§ GIVEN EXERCISE
Keep only the lines of the data below that contain "懂礼貌的重要性", and copy them.

[Stored records]
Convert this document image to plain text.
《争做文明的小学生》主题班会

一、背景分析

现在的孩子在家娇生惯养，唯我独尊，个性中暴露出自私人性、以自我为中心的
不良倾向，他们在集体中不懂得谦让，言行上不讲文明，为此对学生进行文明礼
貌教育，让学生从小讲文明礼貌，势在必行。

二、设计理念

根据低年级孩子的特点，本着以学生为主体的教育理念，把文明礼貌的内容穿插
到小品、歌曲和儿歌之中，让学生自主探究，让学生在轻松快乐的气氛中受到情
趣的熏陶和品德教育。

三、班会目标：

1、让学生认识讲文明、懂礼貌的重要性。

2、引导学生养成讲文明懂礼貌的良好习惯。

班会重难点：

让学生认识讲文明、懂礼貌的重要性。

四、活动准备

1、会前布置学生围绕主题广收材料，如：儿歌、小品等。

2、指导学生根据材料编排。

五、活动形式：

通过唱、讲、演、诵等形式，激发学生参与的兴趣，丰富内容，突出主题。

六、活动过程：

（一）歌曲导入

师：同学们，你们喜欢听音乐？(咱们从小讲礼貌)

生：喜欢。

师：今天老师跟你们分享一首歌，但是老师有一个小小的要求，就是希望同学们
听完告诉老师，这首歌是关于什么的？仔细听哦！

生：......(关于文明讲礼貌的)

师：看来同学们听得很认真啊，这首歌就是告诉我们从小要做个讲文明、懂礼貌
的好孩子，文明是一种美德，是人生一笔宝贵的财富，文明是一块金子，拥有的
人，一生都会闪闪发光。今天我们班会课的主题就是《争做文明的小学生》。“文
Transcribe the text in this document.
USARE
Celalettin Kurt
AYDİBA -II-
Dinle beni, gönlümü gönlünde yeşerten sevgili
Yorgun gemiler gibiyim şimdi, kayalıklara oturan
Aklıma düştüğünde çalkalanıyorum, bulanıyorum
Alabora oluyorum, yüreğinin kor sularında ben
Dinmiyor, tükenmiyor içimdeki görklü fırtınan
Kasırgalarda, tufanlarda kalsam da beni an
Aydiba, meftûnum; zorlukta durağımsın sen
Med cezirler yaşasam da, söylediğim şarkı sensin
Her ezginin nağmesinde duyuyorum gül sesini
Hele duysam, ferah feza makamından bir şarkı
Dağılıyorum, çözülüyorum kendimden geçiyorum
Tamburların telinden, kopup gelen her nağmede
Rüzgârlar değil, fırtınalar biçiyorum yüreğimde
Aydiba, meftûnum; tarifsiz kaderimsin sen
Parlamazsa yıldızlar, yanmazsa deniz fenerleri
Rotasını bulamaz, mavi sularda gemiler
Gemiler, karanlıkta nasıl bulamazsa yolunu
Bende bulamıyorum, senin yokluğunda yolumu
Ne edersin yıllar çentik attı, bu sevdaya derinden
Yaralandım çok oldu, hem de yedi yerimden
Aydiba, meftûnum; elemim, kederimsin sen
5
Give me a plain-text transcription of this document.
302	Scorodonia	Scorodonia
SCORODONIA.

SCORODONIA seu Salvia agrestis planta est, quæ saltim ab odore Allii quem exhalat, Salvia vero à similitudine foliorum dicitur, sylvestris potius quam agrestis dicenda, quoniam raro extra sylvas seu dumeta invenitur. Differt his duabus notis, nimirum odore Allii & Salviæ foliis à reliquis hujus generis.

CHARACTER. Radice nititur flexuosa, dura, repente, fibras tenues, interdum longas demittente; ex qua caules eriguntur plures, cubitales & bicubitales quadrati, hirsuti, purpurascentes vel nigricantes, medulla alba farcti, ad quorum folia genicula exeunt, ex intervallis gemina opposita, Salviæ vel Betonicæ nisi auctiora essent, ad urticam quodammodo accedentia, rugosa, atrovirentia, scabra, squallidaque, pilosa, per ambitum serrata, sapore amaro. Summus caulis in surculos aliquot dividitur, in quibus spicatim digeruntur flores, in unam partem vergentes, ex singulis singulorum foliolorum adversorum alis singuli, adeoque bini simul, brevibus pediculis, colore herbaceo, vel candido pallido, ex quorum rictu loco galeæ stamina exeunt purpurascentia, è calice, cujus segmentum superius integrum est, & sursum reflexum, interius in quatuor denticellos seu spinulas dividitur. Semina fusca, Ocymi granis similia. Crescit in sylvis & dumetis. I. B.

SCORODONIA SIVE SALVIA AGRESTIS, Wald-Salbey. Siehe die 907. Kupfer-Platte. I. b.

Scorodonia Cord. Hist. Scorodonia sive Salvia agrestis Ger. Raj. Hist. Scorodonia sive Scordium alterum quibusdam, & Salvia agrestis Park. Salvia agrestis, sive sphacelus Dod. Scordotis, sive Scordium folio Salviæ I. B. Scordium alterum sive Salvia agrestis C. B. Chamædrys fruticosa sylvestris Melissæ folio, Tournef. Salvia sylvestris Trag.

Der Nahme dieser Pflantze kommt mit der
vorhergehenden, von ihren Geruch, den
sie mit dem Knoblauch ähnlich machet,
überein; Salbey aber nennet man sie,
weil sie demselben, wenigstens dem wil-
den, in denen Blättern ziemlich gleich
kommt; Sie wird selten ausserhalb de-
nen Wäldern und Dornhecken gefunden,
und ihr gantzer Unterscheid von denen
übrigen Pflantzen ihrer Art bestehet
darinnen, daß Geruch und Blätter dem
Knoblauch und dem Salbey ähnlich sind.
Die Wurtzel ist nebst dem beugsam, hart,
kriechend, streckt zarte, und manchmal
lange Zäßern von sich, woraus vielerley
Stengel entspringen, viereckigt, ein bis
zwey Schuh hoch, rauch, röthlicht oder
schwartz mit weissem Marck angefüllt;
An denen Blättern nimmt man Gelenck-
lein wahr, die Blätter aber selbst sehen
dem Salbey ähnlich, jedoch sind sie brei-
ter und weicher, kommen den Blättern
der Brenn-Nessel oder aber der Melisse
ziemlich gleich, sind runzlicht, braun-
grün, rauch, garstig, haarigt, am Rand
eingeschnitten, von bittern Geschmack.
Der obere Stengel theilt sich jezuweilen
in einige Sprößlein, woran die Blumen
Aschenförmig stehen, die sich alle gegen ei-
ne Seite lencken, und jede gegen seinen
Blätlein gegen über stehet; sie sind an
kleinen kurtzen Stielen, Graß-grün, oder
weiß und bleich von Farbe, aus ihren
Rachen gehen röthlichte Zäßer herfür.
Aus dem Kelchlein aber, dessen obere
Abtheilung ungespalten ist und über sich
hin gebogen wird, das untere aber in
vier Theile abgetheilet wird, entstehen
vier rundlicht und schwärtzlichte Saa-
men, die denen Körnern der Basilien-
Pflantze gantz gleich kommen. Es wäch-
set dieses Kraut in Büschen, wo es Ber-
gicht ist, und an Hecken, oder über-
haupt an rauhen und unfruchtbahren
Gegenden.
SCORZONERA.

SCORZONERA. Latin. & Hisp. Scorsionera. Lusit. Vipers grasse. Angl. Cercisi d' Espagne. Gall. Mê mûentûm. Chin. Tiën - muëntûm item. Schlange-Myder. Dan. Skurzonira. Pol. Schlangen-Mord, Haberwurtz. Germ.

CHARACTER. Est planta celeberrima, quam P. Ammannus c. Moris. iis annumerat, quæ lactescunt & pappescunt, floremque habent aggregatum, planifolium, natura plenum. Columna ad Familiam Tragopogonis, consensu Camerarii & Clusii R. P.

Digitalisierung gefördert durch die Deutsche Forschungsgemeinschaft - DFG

§ FULL RESPONSE
1、让学生认识讲文明、懂礼貌的重要性。
让学生认识讲文明、懂礼貌的重要性。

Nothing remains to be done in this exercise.